Records from a collection:
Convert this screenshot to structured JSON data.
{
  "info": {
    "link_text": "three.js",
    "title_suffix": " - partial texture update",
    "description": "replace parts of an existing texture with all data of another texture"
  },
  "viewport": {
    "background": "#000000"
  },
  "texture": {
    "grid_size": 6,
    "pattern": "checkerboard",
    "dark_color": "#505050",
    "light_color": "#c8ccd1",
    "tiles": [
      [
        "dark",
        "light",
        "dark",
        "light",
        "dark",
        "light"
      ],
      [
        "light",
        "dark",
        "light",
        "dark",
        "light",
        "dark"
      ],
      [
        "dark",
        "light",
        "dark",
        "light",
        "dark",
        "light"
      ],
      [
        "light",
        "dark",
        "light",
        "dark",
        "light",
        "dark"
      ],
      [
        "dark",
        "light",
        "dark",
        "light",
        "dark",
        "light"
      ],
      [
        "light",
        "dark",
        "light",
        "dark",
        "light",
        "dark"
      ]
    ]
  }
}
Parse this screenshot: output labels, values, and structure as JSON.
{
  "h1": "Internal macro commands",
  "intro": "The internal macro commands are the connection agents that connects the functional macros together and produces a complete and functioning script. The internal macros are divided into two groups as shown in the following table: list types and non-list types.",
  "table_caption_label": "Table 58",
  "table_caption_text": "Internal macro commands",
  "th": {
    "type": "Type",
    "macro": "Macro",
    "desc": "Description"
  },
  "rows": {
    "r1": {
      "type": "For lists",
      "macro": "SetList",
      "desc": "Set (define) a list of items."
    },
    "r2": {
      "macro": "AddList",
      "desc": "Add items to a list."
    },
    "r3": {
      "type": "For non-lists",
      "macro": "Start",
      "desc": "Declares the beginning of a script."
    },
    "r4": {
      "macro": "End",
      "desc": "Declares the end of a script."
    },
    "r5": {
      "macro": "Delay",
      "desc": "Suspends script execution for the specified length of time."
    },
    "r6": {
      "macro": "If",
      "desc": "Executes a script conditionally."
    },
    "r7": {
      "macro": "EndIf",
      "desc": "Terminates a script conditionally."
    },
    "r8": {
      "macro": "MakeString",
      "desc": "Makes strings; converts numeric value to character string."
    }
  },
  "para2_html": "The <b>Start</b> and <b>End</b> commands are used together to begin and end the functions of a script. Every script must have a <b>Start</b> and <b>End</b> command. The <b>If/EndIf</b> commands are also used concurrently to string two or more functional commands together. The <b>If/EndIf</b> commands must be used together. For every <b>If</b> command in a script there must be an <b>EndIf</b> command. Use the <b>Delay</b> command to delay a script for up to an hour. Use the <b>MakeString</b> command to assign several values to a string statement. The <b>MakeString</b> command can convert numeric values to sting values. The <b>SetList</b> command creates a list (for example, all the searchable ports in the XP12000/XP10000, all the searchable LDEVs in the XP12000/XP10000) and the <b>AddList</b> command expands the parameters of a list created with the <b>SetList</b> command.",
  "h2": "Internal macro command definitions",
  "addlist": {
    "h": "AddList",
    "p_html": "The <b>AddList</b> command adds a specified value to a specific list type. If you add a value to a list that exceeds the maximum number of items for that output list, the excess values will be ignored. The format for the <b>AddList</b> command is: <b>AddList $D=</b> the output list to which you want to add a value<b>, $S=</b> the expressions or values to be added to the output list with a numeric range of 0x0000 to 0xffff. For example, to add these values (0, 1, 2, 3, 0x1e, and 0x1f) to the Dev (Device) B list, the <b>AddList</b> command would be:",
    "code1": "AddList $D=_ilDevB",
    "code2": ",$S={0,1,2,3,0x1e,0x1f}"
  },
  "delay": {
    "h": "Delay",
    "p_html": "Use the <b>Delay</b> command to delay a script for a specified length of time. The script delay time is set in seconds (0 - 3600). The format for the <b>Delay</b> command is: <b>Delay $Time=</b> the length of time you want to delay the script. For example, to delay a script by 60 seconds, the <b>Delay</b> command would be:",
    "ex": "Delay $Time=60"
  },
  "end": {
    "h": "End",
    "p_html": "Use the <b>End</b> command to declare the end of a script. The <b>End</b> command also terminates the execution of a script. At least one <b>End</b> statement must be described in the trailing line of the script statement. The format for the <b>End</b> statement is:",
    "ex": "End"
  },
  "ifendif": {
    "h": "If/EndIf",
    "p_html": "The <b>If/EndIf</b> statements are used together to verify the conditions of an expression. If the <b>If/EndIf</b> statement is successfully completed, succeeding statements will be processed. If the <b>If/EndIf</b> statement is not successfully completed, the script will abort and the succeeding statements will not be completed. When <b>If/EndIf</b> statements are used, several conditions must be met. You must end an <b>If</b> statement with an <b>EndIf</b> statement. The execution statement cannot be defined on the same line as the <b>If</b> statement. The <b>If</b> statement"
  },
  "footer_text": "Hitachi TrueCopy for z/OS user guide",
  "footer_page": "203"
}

REQUIREMENT: Identify the lines above with the word "this". Copy them.

OUTPUT BELOW:
Convert this screenshot to structured JSON data.
Parse this screenshot: output labels, values, and structure as JSON.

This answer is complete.